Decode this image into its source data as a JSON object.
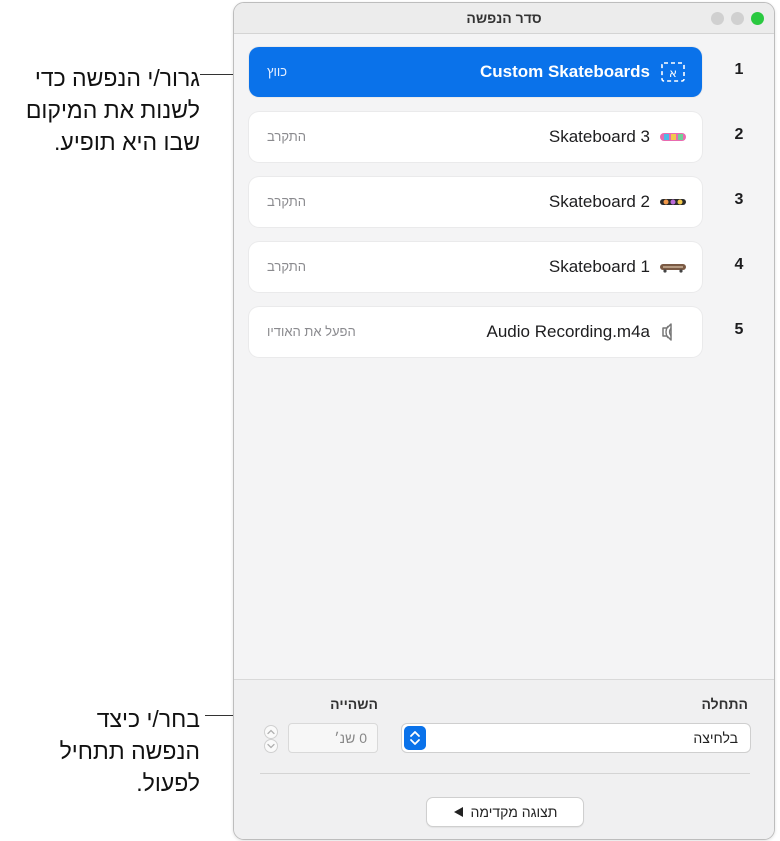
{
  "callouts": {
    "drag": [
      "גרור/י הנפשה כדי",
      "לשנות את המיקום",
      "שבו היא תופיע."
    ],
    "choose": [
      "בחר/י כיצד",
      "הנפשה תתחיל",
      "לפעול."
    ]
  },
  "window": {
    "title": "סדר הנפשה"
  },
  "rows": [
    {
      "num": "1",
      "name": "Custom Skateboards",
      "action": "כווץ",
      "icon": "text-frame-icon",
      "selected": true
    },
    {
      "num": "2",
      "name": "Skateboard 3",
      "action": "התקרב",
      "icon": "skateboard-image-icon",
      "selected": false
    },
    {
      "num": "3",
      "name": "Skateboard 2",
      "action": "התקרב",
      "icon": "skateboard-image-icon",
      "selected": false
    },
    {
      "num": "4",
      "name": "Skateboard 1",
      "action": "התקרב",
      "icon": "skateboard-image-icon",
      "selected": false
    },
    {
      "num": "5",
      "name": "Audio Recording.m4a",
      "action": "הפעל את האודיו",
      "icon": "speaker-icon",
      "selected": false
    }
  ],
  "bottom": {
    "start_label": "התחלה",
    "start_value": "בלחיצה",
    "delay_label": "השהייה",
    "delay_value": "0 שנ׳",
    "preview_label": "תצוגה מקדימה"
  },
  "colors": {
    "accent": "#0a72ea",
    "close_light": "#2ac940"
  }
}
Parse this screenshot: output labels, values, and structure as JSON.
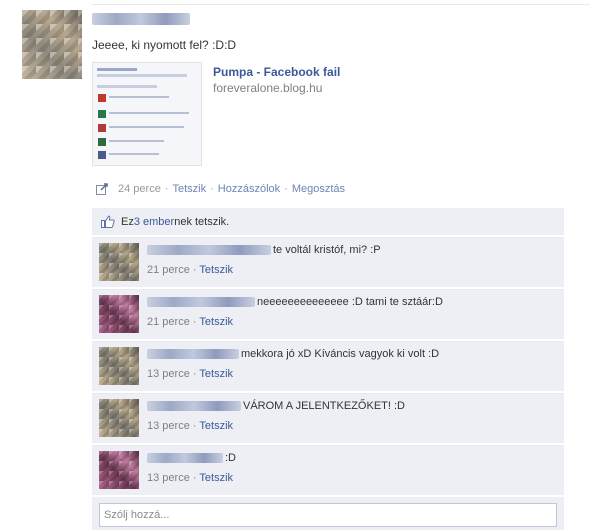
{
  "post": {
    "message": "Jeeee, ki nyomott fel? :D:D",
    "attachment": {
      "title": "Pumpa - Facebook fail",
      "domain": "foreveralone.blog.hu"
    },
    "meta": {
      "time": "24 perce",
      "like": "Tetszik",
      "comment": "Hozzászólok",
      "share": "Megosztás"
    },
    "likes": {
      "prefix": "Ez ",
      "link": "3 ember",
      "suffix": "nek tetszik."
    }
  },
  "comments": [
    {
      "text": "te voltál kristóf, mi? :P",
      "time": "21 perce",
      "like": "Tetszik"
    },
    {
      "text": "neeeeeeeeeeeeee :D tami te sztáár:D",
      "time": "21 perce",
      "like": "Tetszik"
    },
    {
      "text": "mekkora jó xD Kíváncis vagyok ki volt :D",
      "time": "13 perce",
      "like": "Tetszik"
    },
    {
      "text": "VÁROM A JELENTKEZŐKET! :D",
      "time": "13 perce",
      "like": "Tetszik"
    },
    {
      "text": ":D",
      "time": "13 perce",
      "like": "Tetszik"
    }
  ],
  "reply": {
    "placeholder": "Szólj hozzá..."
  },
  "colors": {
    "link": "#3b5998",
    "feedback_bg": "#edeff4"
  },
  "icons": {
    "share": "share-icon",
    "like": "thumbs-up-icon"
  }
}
****************************************
The material above holds pictures; copy everything else in it exactly.

# WRITTEN RESPONSE
Decode this image into its source data as a JSON object.
{
  "callouts": {
    "drag": [
      "גרור/י הנפשה כדי",
      "לשנות את המיקום",
      "שבו היא תופיע."
    ],
    "choose": [
      "בחר/י כיצד",
      "הנפשה תתחיל",
      "לפעול."
    ]
  },
  "window": {
    "title": "סדר הנפשה"
  },
  "rows": [
    {
      "num": "1",
      "name": "Custom Skateboards",
      "action": "כווץ",
      "icon": "text-frame-icon",
      "selected": true
    },
    {
      "num": "2",
      "name": "Skateboard 3",
      "action": "התקרב",
      "icon": "skateboard-image-icon",
      "selected": false
    },
    {
      "num": "3",
      "name": "Skateboard 2",
      "action": "התקרב",
      "icon": "skateboard-image-icon",
      "selected": false
    },
    {
      "num": "4",
      "name": "Skateboard 1",
      "action": "התקרב",
      "icon": "skateboard-image-icon",
      "selected": false
    },
    {
      "num": "5",
      "name": "Audio Recording.m4a",
      "action": "הפעל את האודיו",
      "icon": "speaker-icon",
      "selected": false
    }
  ],
  "bottom": {
    "start_label": "התחלה",
    "start_value": "בלחיצה",
    "delay_label": "השהייה",
    "delay_value": "0 שנ׳",
    "preview_label": "תצוגה מקדימה"
  },
  "colors": {
    "accent": "#0a72ea",
    "close_light": "#2ac940"
  }
}
Parse this screenshot: output labels, values, and structure as JSON.
{
  "post": {
    "message": "Jeeee, ki nyomott fel? :D:D",
    "attachment": {
      "title": "Pumpa - Facebook fail",
      "domain": "foreveralone.blog.hu"
    },
    "meta": {
      "time": "24 perce",
      "like": "Tetszik",
      "comment": "Hozzászólok",
      "share": "Megosztás"
    },
    "likes": {
      "prefix": "Ez ",
      "link": "3 ember",
      "suffix": "nek tetszik."
    }
  },
  "comments": [
    {
      "text": "te voltál kristóf, mi? :P",
      "time": "21 perce",
      "like": "Tetszik"
    },
    {
      "text": "neeeeeeeeeeeeee :D tami te sztáár:D",
      "time": "21 perce",
      "like": "Tetszik"
    },
    {
      "text": "mekkora jó xD Kíváncis vagyok ki volt :D",
      "time": "13 perce",
      "like": "Tetszik"
    },
    {
      "text": "VÁROM A JELENTKEZŐKET! :D",
      "time": "13 perce",
      "like": "Tetszik"
    },
    {
      "text": ":D",
      "time": "13 perce",
      "like": "Tetszik"
    }
  ],
  "reply": {
    "placeholder": "Szólj hozzá..."
  },
  "colors": {
    "link": "#3b5998",
    "feedback_bg": "#edeff4"
  },
  "icons": {
    "share": "share-icon",
    "like": "thumbs-up-icon"
  }
}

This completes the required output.